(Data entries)
↓
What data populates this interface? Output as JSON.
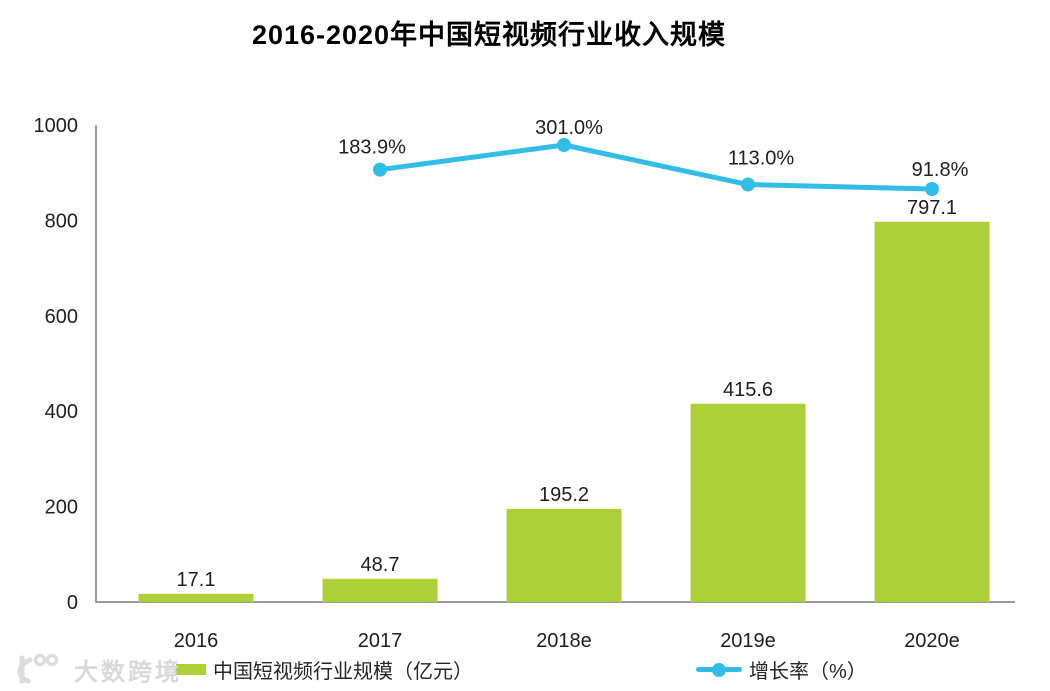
{
  "chart_data": {
    "type": "combo",
    "title": "2016-2020年中国短视频行业收入规模",
    "categories": [
      "2016",
      "2017",
      "2018e",
      "2019e",
      "2020e"
    ],
    "series": [
      {
        "name": "中国短视频行业规模（亿元）",
        "type": "bar",
        "color": "#acd138",
        "values": [
          17.1,
          48.7,
          195.2,
          415.6,
          797.1
        ],
        "labels": [
          "17.1",
          "48.7",
          "195.2",
          "415.6",
          "797.1"
        ]
      },
      {
        "name": "增长率（%）",
        "type": "line",
        "color": "#31bde6",
        "values": [
          null,
          183.9,
          301.0,
          113.0,
          91.8
        ],
        "labels": [
          "",
          "183.9%",
          "301.0%",
          "113.0%",
          "91.8%"
        ]
      }
    ],
    "y_axis": {
      "min": 0,
      "max": 1000,
      "ticks": [
        0,
        200,
        400,
        600,
        800,
        1000
      ]
    },
    "x_axis_label": "",
    "y_axis_label": "",
    "grid": false,
    "legend_position": "bottom",
    "text_color": "#1f1f1f",
    "axis_color": "#9b9b9b"
  },
  "watermark": {
    "text": "大数跨境"
  }
}
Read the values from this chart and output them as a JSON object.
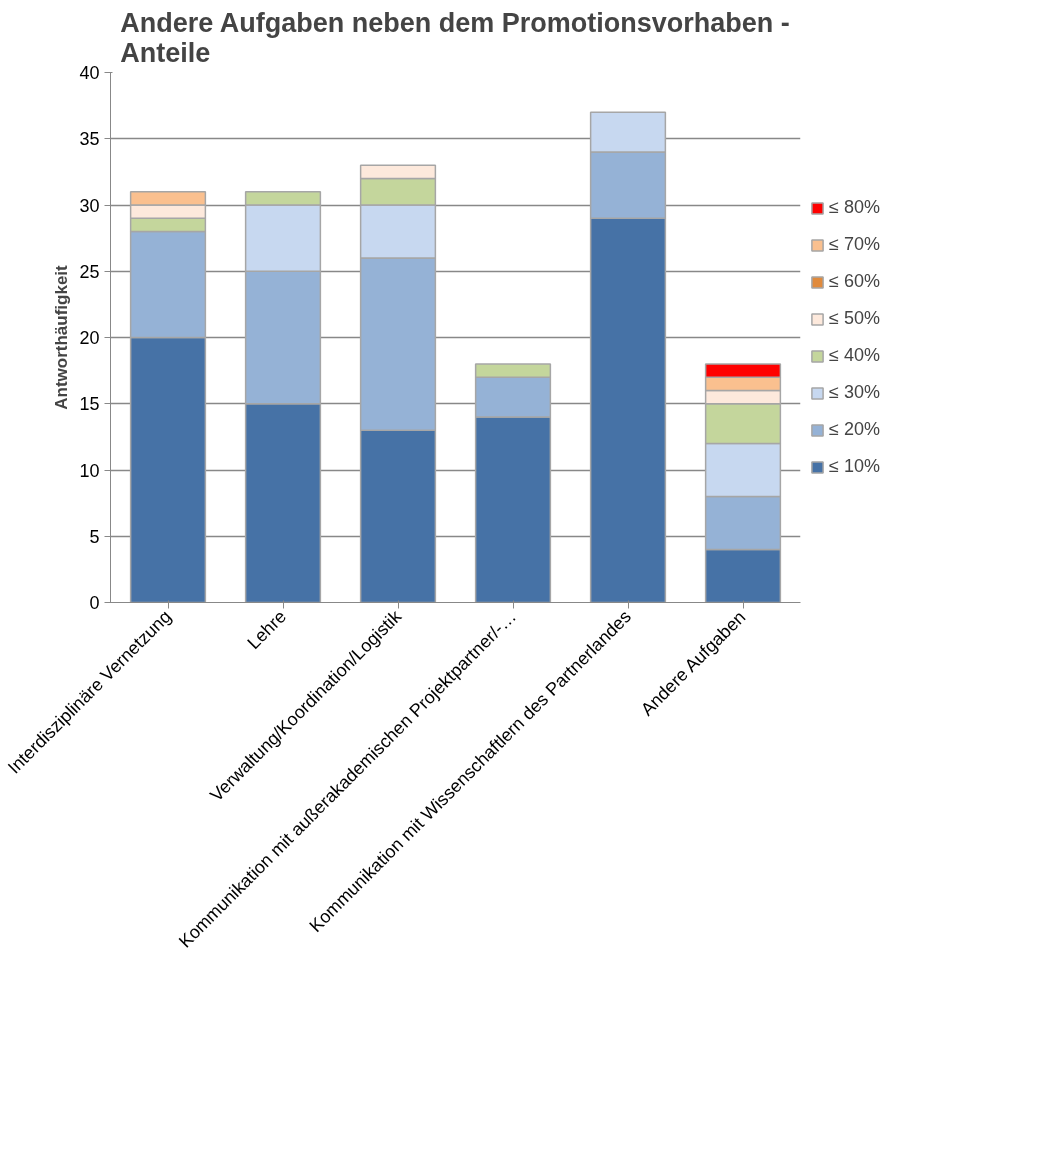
{
  "chart_data": {
    "type": "bar",
    "stacked": true,
    "title": "Andere Aufgaben neben dem Promotionsvorhaben - Anteile",
    "ylabel": "Antworthäufigkeit",
    "categories": [
      "Interdisziplinäre Vernetzung",
      "Lehre",
      "Verwaltung/Koordination/Logistik",
      "Kommunikation mit außerakademischen Projektpartner/-…",
      "Kommunikation mit Wissenschaftlern des Partnerlandes",
      "Andere Aufgaben"
    ],
    "series": [
      {
        "name": "≤ 10%",
        "color": "#4672a6",
        "values": [
          20,
          15,
          13,
          14,
          29,
          4
        ]
      },
      {
        "name": "≤ 20%",
        "color": "#95b2d6",
        "values": [
          8,
          10,
          13,
          3,
          5,
          4
        ]
      },
      {
        "name": "≤ 30%",
        "color": "#c7d8f0",
        "values": [
          0,
          5,
          4,
          0,
          3,
          4
        ]
      },
      {
        "name": "≤ 40%",
        "color": "#c4d69c",
        "values": [
          1,
          1,
          2,
          1,
          0,
          3
        ]
      },
      {
        "name": "≤ 50%",
        "color": "#fde9dc",
        "values": [
          1,
          0,
          1,
          0,
          0,
          1
        ]
      },
      {
        "name": "≤ 60%",
        "color": "#e08a3c",
        "values": [
          0,
          0,
          0,
          0,
          0,
          0
        ]
      },
      {
        "name": "≤ 70%",
        "color": "#fac08f",
        "values": [
          1,
          0,
          0,
          0,
          0,
          1
        ]
      },
      {
        "name": "≤ 80%",
        "color": "#ff0000",
        "values": [
          0,
          0,
          0,
          0,
          0,
          1
        ]
      }
    ],
    "ylim": [
      0,
      40
    ],
    "yticks": [
      0,
      5,
      10,
      15,
      20,
      25,
      30,
      35,
      40
    ],
    "grid": "y",
    "legend": "right"
  }
}
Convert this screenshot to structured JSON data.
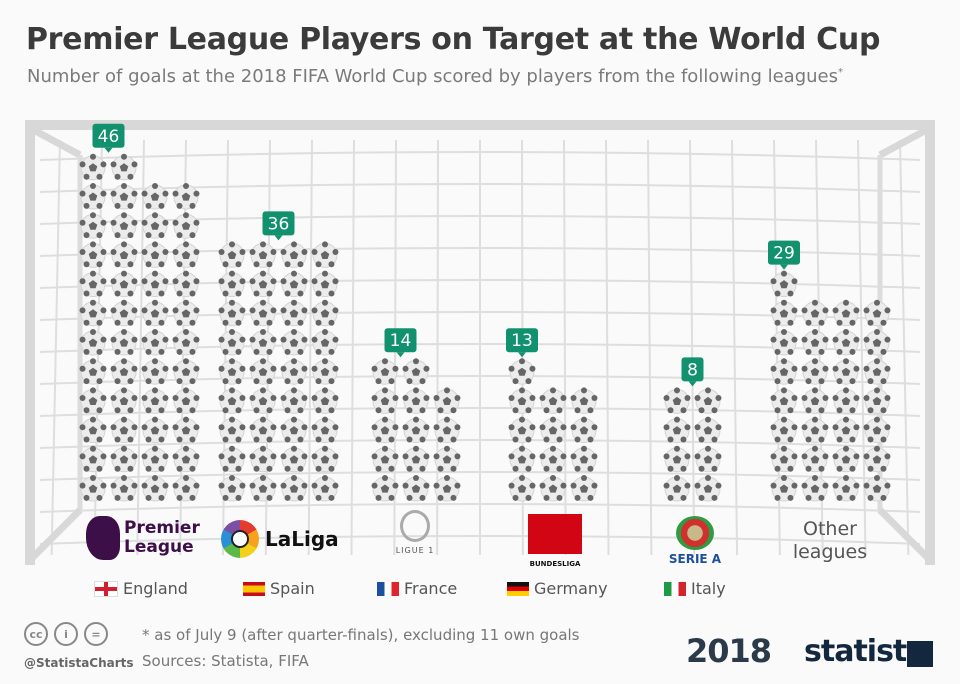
{
  "title": "Premier League Players on Target at the World Cup",
  "subtitle": "Number of goals at the 2018 FIFA World Cup scored by players from the following leagues",
  "subtitle_marker": "*",
  "chart_data": {
    "type": "pictogram-bar",
    "unit_icon": "soccer-ball",
    "categories": [
      "Premier League",
      "LaLiga",
      "Ligue 1",
      "Bundesliga",
      "Serie A",
      "Other leagues"
    ],
    "countries": [
      "England",
      "Spain",
      "France",
      "Germany",
      "Italy",
      ""
    ],
    "values": [
      46,
      36,
      14,
      13,
      8,
      29
    ],
    "label_color": "#12916f"
  },
  "logos": {
    "premier_league": "Premier League",
    "laliga": "LaLiga",
    "ligue1": "LIGUE 1",
    "bundesliga": "BUNDESLIGA",
    "seriea": "SERIE A",
    "other_line1": "Other",
    "other_line2": "leagues"
  },
  "footer": {
    "note": "* as of July 9 (after quarter-finals), excluding 11 own goals",
    "sources": "Sources: Statista, FIFA",
    "handle": "@StatistaCharts",
    "cc_icons": [
      "cc",
      "by",
      "nd"
    ],
    "event_logo": "2018",
    "brand": "statista"
  }
}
↑
(What to do): Report all lines of the material that contain the word "Andere".

(Output for this task):
    "title": "Andere Aufgaben neben dem Promotionsvorhaben - Anteile",
      "Andere Aufgaben"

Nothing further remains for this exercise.